**RECORDS FOR THIS TASK**.
--------------------------------------------------

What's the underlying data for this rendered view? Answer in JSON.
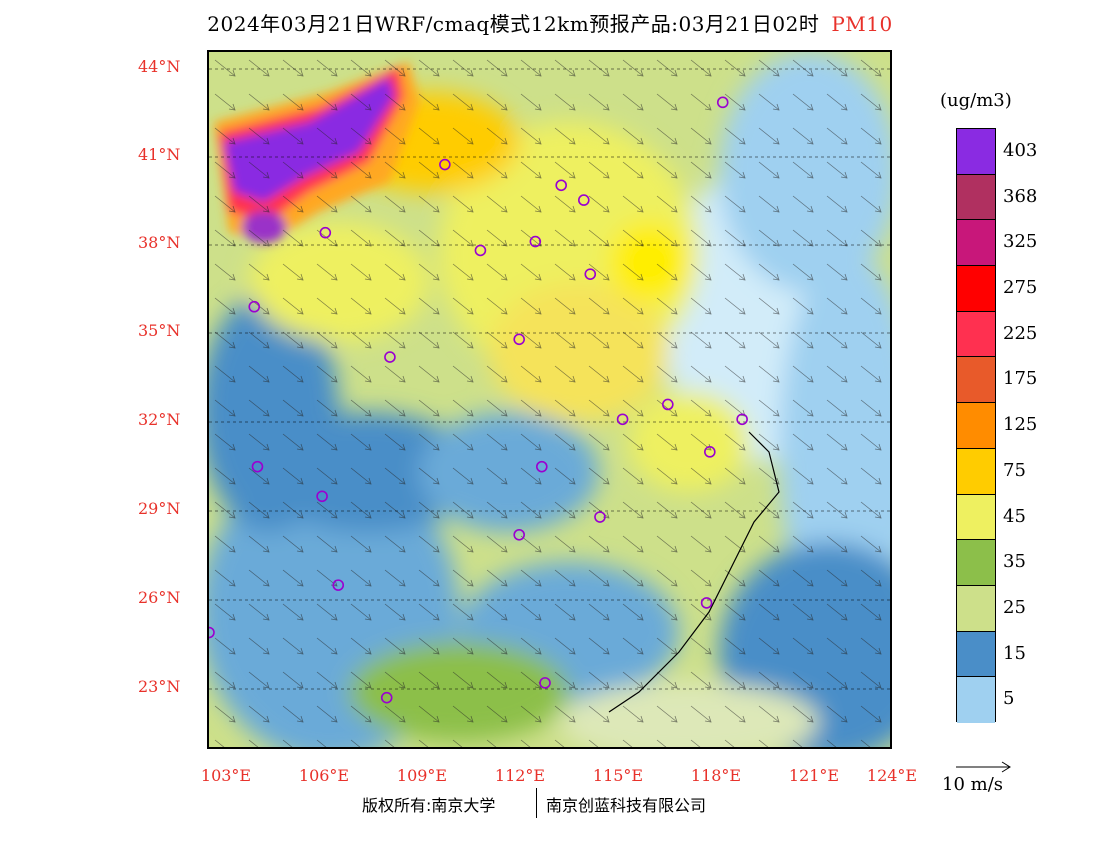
{
  "title": {
    "main": "2024年03月21日WRF/cmaq模式12km预报产品:03月21日02时",
    "species": "PM10"
  },
  "axes": {
    "lat_labels": [
      "44°N",
      "41°N",
      "38°N",
      "35°N",
      "32°N",
      "29°N",
      "26°N",
      "23°N"
    ],
    "lon_labels": [
      "103°E",
      "106°E",
      "109°E",
      "112°E",
      "115°E",
      "118°E",
      "121°E",
      "124°E"
    ]
  },
  "legend": {
    "unit": "(ug/m3)",
    "labels": [
      "403",
      "368",
      "325",
      "275",
      "225",
      "175",
      "125",
      "75",
      "45",
      "35",
      "25",
      "15",
      "5"
    ],
    "colors": [
      "#8a2be2",
      "#9a30c8",
      "#b03060",
      "#c8177a",
      "#ff0000",
      "#ff3050",
      "#ff6666",
      "#e85a2a",
      "#ff8c00",
      "#ffa820",
      "#ffcc00",
      "#ffee00",
      "#f5e35a",
      "#eef060",
      "#6aa83a",
      "#8cbf4a",
      "#b5d56a",
      "#cde08a",
      "#dde8b8",
      "#4a8ec8",
      "#6aaad8",
      "#9fd0f0",
      "#d2ecf9",
      "#ffffff"
    ],
    "wind_scale": "10 m/s"
  },
  "copyright": {
    "left": "版权所有:南京大学",
    "right": "南京创蓝科技有限公司"
  },
  "map": {
    "cities": [
      [
        118.7,
        42.9
      ],
      [
        110.1,
        40.8
      ],
      [
        113.7,
        40.1
      ],
      [
        114.4,
        39.6
      ],
      [
        106.4,
        38.5
      ],
      [
        111.2,
        37.9
      ],
      [
        112.9,
        38.2
      ],
      [
        114.6,
        37.1
      ],
      [
        104.2,
        36.0
      ],
      [
        112.4,
        34.9
      ],
      [
        108.4,
        34.3
      ],
      [
        117.0,
        32.7
      ],
      [
        115.6,
        32.2
      ],
      [
        119.3,
        32.2
      ],
      [
        118.3,
        31.1
      ],
      [
        104.3,
        30.6
      ],
      [
        113.1,
        30.6
      ],
      [
        106.3,
        29.6
      ],
      [
        114.9,
        28.9
      ],
      [
        112.4,
        28.3
      ],
      [
        106.8,
        26.6
      ],
      [
        118.2,
        26.0
      ],
      [
        102.8,
        25.0
      ],
      [
        108.3,
        22.8
      ],
      [
        113.2,
        23.3
      ]
    ]
  }
}
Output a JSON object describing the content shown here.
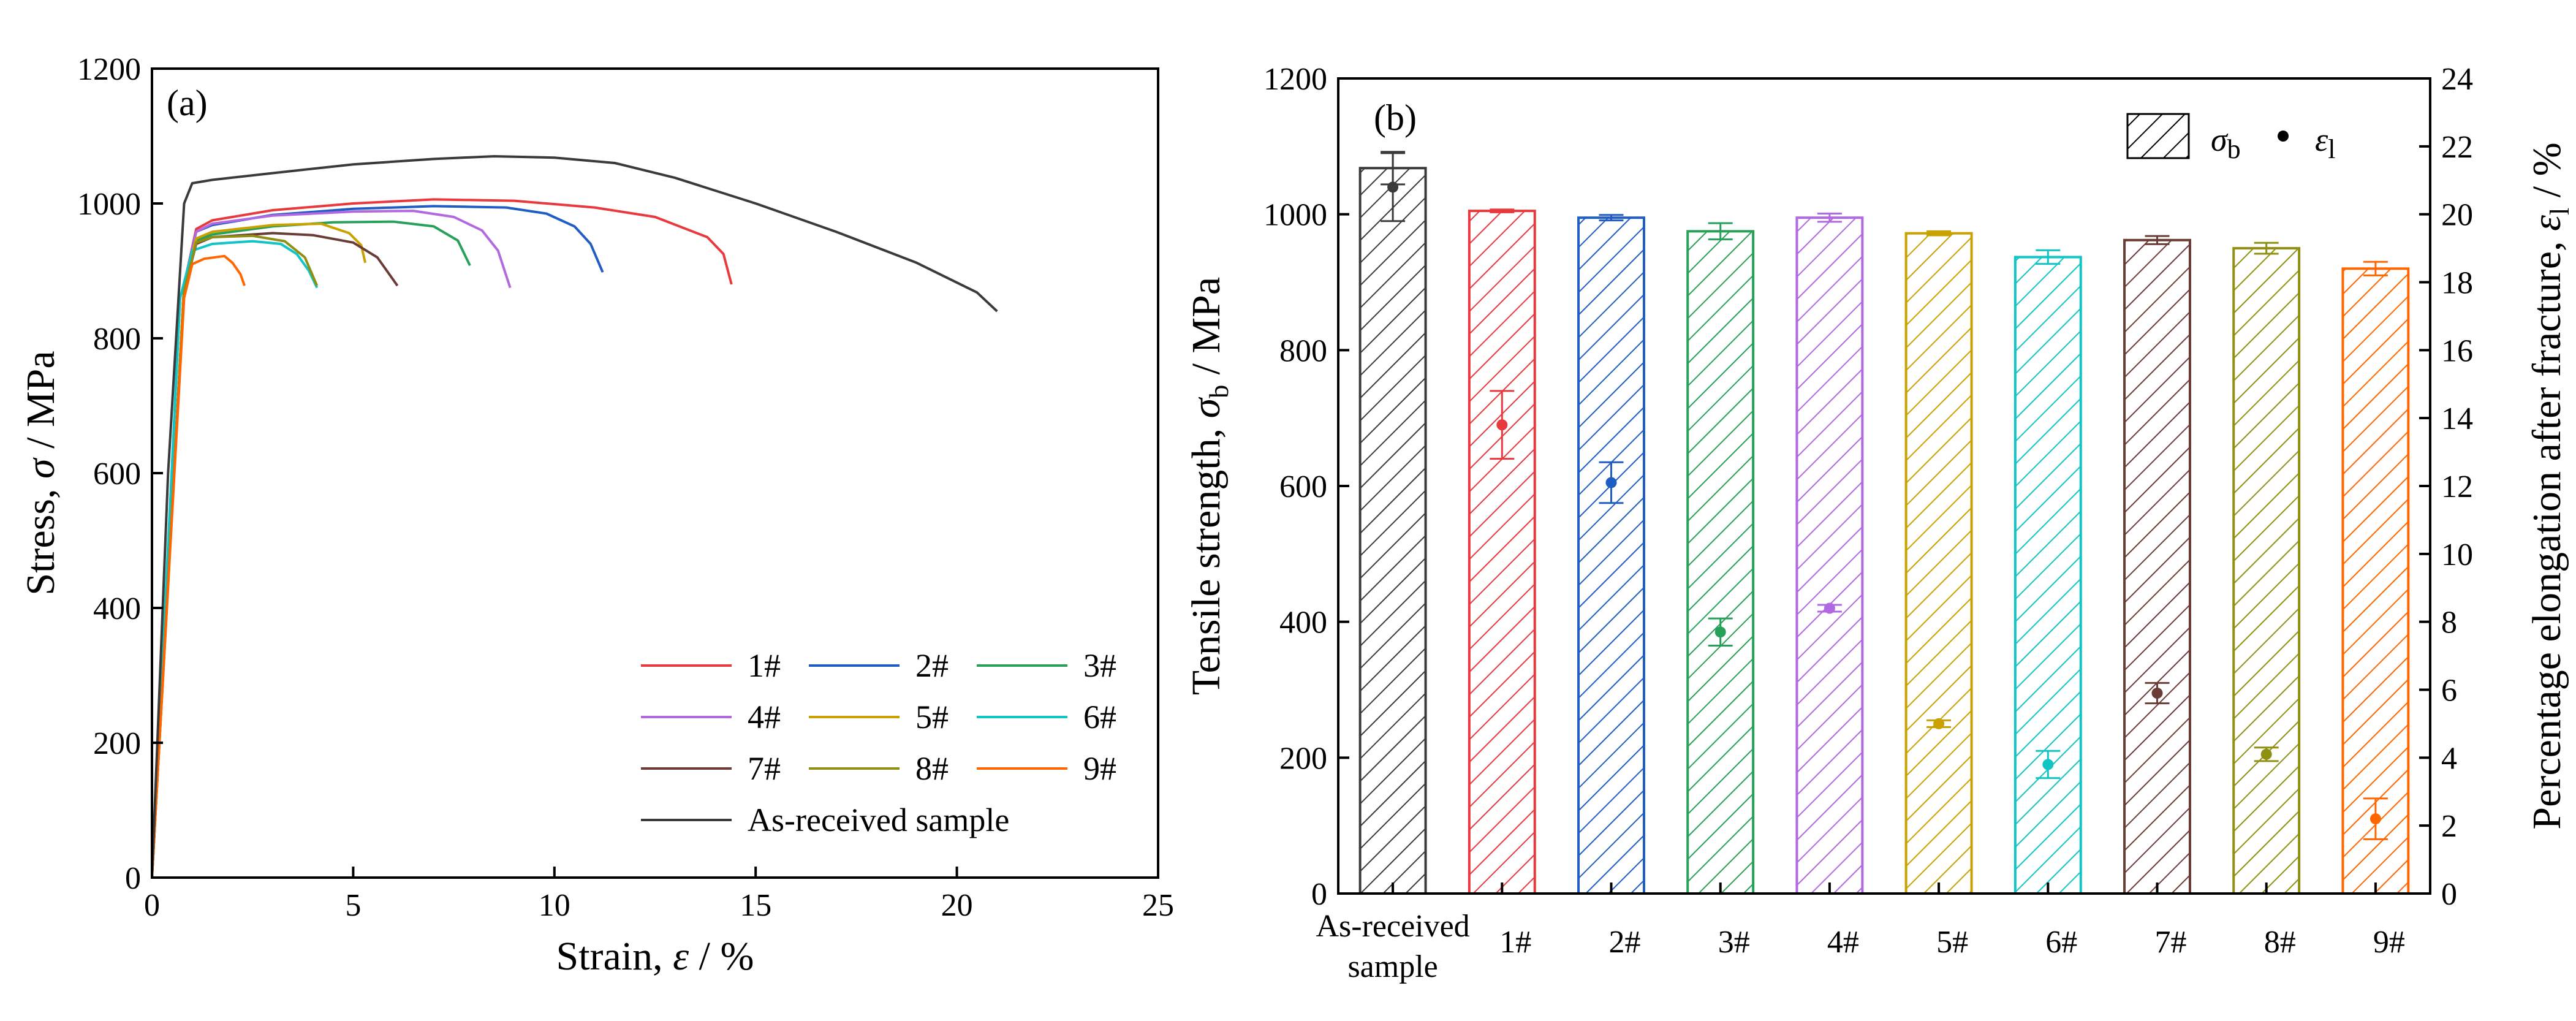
{
  "chart_data": [
    {
      "type": "line",
      "panel_label": "(a)",
      "xlabel_text": "Strain, ",
      "xlabel_symbol": "ε",
      "xlabel_unit": " / %",
      "ylabel_text": "Stress, ",
      "ylabel_symbol": "σ",
      "ylabel_unit": " / MPa",
      "xlim": [
        0,
        25
      ],
      "ylim": [
        0,
        1200
      ],
      "xticks": [
        0,
        5,
        10,
        15,
        20,
        25
      ],
      "yticks": [
        0,
        200,
        400,
        600,
        800,
        1000,
        1200
      ],
      "series": [
        {
          "name": "1#",
          "color": "#e8393f",
          "points": [
            [
              0,
              0
            ],
            [
              0.8,
              880
            ],
            [
              1.1,
              962
            ],
            [
              1.5,
              975
            ],
            [
              3,
              990
            ],
            [
              5,
              1000
            ],
            [
              7,
              1006
            ],
            [
              9,
              1004
            ],
            [
              11,
              994
            ],
            [
              12.5,
              980
            ],
            [
              13.8,
              950
            ],
            [
              14.2,
              925
            ],
            [
              14.4,
              880
            ]
          ]
        },
        {
          "name": "2#",
          "color": "#1f5cc4",
          "points": [
            [
              0,
              0
            ],
            [
              0.8,
              880
            ],
            [
              1.1,
              958
            ],
            [
              1.5,
              968
            ],
            [
              3,
              983
            ],
            [
              5,
              992
            ],
            [
              7,
              996
            ],
            [
              8.8,
              994
            ],
            [
              9.8,
              985
            ],
            [
              10.5,
              966
            ],
            [
              10.9,
              940
            ],
            [
              11.2,
              898
            ]
          ]
        },
        {
          "name": "3#",
          "color": "#27a05a",
          "points": [
            [
              0,
              0
            ],
            [
              0.8,
              870
            ],
            [
              1.1,
              945
            ],
            [
              1.5,
              954
            ],
            [
              3,
              966
            ],
            [
              4.5,
              972
            ],
            [
              6,
              973
            ],
            [
              7,
              966
            ],
            [
              7.6,
              945
            ],
            [
              7.9,
              908
            ]
          ]
        },
        {
          "name": "4#",
          "color": "#b069e0",
          "points": [
            [
              0,
              0
            ],
            [
              0.8,
              880
            ],
            [
              1.1,
              958
            ],
            [
              1.5,
              970
            ],
            [
              3,
              982
            ],
            [
              5,
              988
            ],
            [
              6.5,
              989
            ],
            [
              7.5,
              980
            ],
            [
              8.2,
              960
            ],
            [
              8.6,
              930
            ],
            [
              8.9,
              875
            ]
          ]
        },
        {
          "name": "5#",
          "color": "#c9a100",
          "points": [
            [
              0,
              0
            ],
            [
              0.8,
              880
            ],
            [
              1.1,
              948
            ],
            [
              1.5,
              958
            ],
            [
              3,
              968
            ],
            [
              4.2,
              970
            ],
            [
              4.9,
              956
            ],
            [
              5.2,
              938
            ],
            [
              5.3,
              912
            ]
          ]
        },
        {
          "name": "6#",
          "color": "#12c4c4",
          "points": [
            [
              0,
              0
            ],
            [
              0.7,
              860
            ],
            [
              1,
              930
            ],
            [
              1.5,
              940
            ],
            [
              2.5,
              944
            ],
            [
              3.2,
              940
            ],
            [
              3.6,
              925
            ],
            [
              3.9,
              900
            ],
            [
              4.1,
              875
            ]
          ]
        },
        {
          "name": "7#",
          "color": "#6b3b36",
          "points": [
            [
              0,
              0
            ],
            [
              0.8,
              870
            ],
            [
              1.1,
              940
            ],
            [
              1.5,
              950
            ],
            [
              3,
              956
            ],
            [
              4,
              953
            ],
            [
              5,
              942
            ],
            [
              5.6,
              920
            ],
            [
              6.1,
              878
            ]
          ]
        },
        {
          "name": "8#",
          "color": "#8f8f12",
          "points": [
            [
              0,
              0
            ],
            [
              0.8,
              870
            ],
            [
              1.1,
              942
            ],
            [
              1.5,
              950
            ],
            [
              2.5,
              952
            ],
            [
              3.3,
              944
            ],
            [
              3.8,
              920
            ],
            [
              4.1,
              878
            ]
          ]
        },
        {
          "name": "9#",
          "color": "#ff6600",
          "points": [
            [
              0,
              0
            ],
            [
              0.8,
              860
            ],
            [
              1,
              910
            ],
            [
              1.3,
              918
            ],
            [
              1.8,
              922
            ],
            [
              2,
              912
            ],
            [
              2.2,
              895
            ],
            [
              2.3,
              878
            ]
          ]
        },
        {
          "name": "As-received sample",
          "color": "#3a3a3a",
          "points": [
            [
              0,
              0
            ],
            [
              0.4,
              600
            ],
            [
              0.8,
              1000
            ],
            [
              1,
              1030
            ],
            [
              1.5,
              1035
            ],
            [
              3,
              1045
            ],
            [
              5,
              1058
            ],
            [
              7,
              1066
            ],
            [
              8.5,
              1070
            ],
            [
              10,
              1068
            ],
            [
              11.5,
              1060
            ],
            [
              13,
              1038
            ],
            [
              15,
              1000
            ],
            [
              17,
              958
            ],
            [
              19,
              912
            ],
            [
              20.5,
              868
            ],
            [
              21,
              840
            ]
          ]
        }
      ],
      "legend_placement": "bottom-right"
    },
    {
      "type": "bar",
      "panel_label": "(b)",
      "categories": [
        "As-received sample",
        "1#",
        "2#",
        "3#",
        "4#",
        "5#",
        "6#",
        "7#",
        "8#",
        "9#"
      ],
      "first_category_lines": [
        "As-received",
        "sample"
      ],
      "ylabel_left_text": "Tensile strength, ",
      "ylabel_left_symbol": "σ",
      "ylabel_left_sub": "b",
      "ylabel_left_unit": " / MPa",
      "ylabel_right_text": "Percentage elongation after fracture, ",
      "ylabel_right_symbol": "ε",
      "ylabel_right_sub": "l",
      "ylabel_right_unit": " / %",
      "ylim_left": [
        0,
        1200
      ],
      "ylim_right": [
        0,
        24
      ],
      "yticks_left": [
        0,
        200,
        400,
        600,
        800,
        1000,
        1200
      ],
      "yticks_right": [
        0,
        2,
        4,
        6,
        8,
        10,
        12,
        14,
        16,
        18,
        20,
        22,
        24
      ],
      "colors": [
        "#3a3a3a",
        "#e8393f",
        "#1f5cc4",
        "#27a05a",
        "#b069e0",
        "#c9a100",
        "#12c4c4",
        "#6b3b36",
        "#8f8f12",
        "#ff6600"
      ],
      "tensile_strength": [
        1068,
        1005,
        995,
        975,
        995,
        972,
        937,
        962,
        950,
        920
      ],
      "tensile_strength_err": [
        24,
        2,
        4,
        12,
        6,
        3,
        10,
        6,
        8,
        10
      ],
      "elongation": [
        20.8,
        13.8,
        12.1,
        7.7,
        8.4,
        5.0,
        3.8,
        5.9,
        4.1,
        2.2
      ],
      "elongation_err": [
        1.0,
        1.0,
        0.6,
        0.4,
        0.1,
        0.1,
        0.4,
        0.3,
        0.2,
        0.6
      ],
      "legend": {
        "bar_symbol": "σ",
        "bar_sub": "b",
        "dot_symbol": "ε",
        "dot_sub": "l"
      },
      "legend_placement": "top-right"
    }
  ]
}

--------------------------------------------------

**TASK INSTRUCTIONS**.
List every line in the records above that contains the word "name".

**COMPLETE ANSWER**.
          "name": "1#",
          "name": "2#",
          "name": "3#",
          "name": "4#",
          "name": "5#",
          "name": "6#",
          "name": "7#",
          "name": "8#",
          "name": "9#",
          "name": "As-received sample",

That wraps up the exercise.